--- Work to complete ---
Extract the entries in their exact form.

--- Entries supplied ---
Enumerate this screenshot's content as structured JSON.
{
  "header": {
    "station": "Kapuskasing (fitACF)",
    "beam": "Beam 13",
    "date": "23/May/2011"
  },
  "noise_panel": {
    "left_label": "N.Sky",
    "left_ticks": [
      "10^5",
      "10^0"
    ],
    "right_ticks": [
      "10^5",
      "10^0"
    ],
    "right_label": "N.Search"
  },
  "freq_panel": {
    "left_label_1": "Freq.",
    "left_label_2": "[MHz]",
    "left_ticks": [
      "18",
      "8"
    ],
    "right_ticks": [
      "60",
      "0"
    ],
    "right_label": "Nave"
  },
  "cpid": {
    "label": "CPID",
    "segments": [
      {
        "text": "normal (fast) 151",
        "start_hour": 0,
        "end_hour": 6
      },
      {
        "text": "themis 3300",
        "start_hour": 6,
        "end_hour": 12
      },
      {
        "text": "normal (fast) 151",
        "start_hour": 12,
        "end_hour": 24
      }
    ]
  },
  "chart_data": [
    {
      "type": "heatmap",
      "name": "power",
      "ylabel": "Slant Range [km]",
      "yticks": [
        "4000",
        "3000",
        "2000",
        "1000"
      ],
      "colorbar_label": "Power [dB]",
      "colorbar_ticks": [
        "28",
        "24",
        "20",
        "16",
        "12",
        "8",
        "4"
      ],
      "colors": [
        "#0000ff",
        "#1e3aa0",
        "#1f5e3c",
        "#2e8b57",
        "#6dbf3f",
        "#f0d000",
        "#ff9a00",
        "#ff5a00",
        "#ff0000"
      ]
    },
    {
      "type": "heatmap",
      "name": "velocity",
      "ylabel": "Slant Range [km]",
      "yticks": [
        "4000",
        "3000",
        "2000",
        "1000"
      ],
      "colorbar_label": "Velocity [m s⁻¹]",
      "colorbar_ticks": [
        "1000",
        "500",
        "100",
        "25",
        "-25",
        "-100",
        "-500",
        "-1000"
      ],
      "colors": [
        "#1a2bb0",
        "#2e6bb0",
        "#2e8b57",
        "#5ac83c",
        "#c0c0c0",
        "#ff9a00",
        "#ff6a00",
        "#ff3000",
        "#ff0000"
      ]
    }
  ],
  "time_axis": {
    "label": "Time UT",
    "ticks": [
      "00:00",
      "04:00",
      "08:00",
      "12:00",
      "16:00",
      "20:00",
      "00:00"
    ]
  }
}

--- Solution for this task ---
Enumerate this screenshot's content as structured JSON.
{
  "header": {
    "station": "Kapuskasing (fitACF)",
    "beam": "Beam 13",
    "date": "23/May/2011"
  },
  "noise_panel": {
    "left_label": "N.Sky",
    "left_ticks": [
      "10^5",
      "10^0"
    ],
    "right_ticks": [
      "10^5",
      "10^0"
    ],
    "right_label": "N.Search"
  },
  "freq_panel": {
    "left_label_1": "Freq.",
    "left_label_2": "[MHz]",
    "left_ticks": [
      "18",
      "8"
    ],
    "right_ticks": [
      "60",
      "0"
    ],
    "right_label": "Nave"
  },
  "cpid": {
    "label": "CPID",
    "segments": [
      {
        "text": "normal (fast) 151",
        "start_hour": 0,
        "end_hour": 6
      },
      {
        "text": "themis 3300",
        "start_hour": 6,
        "end_hour": 12
      },
      {
        "text": "normal (fast) 151",
        "start_hour": 12,
        "end_hour": 24
      }
    ]
  },
  "chart_data": [
    {
      "type": "heatmap",
      "name": "power",
      "ylabel": "Slant Range [km]",
      "yticks": [
        "4000",
        "3000",
        "2000",
        "1000"
      ],
      "colorbar_label": "Power [dB]",
      "colorbar_ticks": [
        "28",
        "24",
        "20",
        "16",
        "12",
        "8",
        "4"
      ],
      "colors": [
        "#0000ff",
        "#1e3aa0",
        "#1f5e3c",
        "#2e8b57",
        "#6dbf3f",
        "#f0d000",
        "#ff9a00",
        "#ff5a00",
        "#ff0000"
      ]
    },
    {
      "type": "heatmap",
      "name": "velocity",
      "ylabel": "Slant Range [km]",
      "yticks": [
        "4000",
        "3000",
        "2000",
        "1000"
      ],
      "colorbar_label": "Velocity [m s⁻¹]",
      "colorbar_ticks": [
        "1000",
        "500",
        "100",
        "25",
        "-25",
        "-100",
        "-500",
        "-1000"
      ],
      "colors": [
        "#1a2bb0",
        "#2e6bb0",
        "#2e8b57",
        "#5ac83c",
        "#c0c0c0",
        "#ff9a00",
        "#ff6a00",
        "#ff3000",
        "#ff0000"
      ]
    }
  ],
  "time_axis": {
    "label": "Time UT",
    "ticks": [
      "00:00",
      "04:00",
      "08:00",
      "12:00",
      "16:00",
      "20:00",
      "00:00"
    ]
  }
}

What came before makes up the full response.